• _Task prompt_
From the listing below, pull out the lines that hold "color".

Collected data
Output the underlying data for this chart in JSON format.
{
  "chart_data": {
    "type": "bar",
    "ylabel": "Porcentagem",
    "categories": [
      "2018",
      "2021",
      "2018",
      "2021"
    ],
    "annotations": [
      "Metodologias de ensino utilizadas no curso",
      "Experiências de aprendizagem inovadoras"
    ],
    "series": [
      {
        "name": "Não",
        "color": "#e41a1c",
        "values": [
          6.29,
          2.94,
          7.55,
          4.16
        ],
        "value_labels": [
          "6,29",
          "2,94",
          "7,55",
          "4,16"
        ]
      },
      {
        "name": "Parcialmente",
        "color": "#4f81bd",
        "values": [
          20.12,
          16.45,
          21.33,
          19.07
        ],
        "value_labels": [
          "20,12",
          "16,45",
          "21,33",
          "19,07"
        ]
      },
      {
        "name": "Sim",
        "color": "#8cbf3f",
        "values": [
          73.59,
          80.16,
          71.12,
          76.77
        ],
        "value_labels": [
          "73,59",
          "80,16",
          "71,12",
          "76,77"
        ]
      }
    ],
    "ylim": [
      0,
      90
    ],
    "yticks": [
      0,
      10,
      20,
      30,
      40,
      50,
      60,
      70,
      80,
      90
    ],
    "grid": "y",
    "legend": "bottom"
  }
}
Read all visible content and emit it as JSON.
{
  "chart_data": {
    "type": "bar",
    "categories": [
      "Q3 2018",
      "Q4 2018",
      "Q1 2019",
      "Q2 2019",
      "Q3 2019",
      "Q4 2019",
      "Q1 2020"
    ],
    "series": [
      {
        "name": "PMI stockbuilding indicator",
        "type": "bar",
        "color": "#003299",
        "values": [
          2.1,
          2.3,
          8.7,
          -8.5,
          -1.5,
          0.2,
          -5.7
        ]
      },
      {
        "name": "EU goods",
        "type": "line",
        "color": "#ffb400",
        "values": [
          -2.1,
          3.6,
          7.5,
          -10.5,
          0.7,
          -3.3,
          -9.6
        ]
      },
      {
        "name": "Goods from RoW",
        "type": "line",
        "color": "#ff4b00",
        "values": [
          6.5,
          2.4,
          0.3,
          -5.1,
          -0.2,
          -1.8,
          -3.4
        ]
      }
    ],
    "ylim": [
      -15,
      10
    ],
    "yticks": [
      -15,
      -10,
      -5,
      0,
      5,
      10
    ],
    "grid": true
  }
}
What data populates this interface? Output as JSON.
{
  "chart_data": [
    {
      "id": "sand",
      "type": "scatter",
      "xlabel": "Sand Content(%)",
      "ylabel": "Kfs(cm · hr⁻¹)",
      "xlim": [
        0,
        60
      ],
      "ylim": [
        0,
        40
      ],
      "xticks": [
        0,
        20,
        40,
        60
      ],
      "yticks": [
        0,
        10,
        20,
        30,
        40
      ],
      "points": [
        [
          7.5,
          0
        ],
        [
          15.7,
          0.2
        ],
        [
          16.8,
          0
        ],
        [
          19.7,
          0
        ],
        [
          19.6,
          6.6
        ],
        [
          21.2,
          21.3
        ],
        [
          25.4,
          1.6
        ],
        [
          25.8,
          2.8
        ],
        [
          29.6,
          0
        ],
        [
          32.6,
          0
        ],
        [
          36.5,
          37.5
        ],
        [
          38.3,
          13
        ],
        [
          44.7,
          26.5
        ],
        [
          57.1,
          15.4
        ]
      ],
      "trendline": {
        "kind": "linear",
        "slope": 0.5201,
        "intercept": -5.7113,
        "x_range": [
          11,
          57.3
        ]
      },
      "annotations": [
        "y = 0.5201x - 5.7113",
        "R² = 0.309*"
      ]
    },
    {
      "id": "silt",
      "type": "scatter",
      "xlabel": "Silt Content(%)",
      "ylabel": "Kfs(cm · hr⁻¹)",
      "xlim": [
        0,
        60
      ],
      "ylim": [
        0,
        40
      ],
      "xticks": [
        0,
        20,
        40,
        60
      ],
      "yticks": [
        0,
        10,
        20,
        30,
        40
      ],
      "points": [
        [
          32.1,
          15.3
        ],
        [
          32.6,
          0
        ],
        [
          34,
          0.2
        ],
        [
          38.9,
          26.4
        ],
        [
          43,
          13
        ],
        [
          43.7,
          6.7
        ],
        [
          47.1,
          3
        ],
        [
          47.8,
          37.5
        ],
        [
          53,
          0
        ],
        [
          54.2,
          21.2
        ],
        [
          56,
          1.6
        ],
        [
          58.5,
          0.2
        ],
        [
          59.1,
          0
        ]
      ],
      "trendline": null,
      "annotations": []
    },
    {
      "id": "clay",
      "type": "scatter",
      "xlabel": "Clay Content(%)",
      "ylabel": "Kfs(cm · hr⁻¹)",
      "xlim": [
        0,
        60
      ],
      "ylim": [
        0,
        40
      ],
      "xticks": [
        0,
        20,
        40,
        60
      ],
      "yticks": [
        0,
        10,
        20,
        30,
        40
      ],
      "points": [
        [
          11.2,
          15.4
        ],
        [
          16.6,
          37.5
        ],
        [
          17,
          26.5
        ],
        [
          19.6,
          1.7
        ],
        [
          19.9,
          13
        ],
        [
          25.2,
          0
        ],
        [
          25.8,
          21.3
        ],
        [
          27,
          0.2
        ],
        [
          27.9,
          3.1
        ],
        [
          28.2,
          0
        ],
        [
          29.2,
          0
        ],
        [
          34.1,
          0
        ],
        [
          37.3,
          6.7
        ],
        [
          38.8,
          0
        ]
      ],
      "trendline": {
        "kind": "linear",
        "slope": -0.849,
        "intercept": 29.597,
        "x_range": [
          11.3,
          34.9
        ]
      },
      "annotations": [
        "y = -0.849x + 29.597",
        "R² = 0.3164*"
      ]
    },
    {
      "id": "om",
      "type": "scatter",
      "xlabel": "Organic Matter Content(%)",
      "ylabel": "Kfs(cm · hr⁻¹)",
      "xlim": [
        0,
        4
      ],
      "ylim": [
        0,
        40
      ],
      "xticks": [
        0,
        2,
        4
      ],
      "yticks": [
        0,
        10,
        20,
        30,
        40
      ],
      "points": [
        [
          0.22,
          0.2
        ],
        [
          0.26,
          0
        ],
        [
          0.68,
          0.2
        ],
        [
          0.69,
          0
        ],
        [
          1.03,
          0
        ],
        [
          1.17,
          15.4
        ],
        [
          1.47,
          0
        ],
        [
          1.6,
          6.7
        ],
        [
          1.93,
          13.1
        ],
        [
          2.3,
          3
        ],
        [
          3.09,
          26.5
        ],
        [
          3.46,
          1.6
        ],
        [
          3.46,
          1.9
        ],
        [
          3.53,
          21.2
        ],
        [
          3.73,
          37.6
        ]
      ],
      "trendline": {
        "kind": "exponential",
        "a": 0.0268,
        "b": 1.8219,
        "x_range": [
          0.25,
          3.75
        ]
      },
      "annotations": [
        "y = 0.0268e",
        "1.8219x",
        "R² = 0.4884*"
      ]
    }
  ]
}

• _Answer for the task_
        "color": "#e41a1c",
        "color": "#4f81bd",
        "color": "#8cbf3f",
        "color": "#003299",
        "color": "#ffb400",
        "color": "#ff4b00",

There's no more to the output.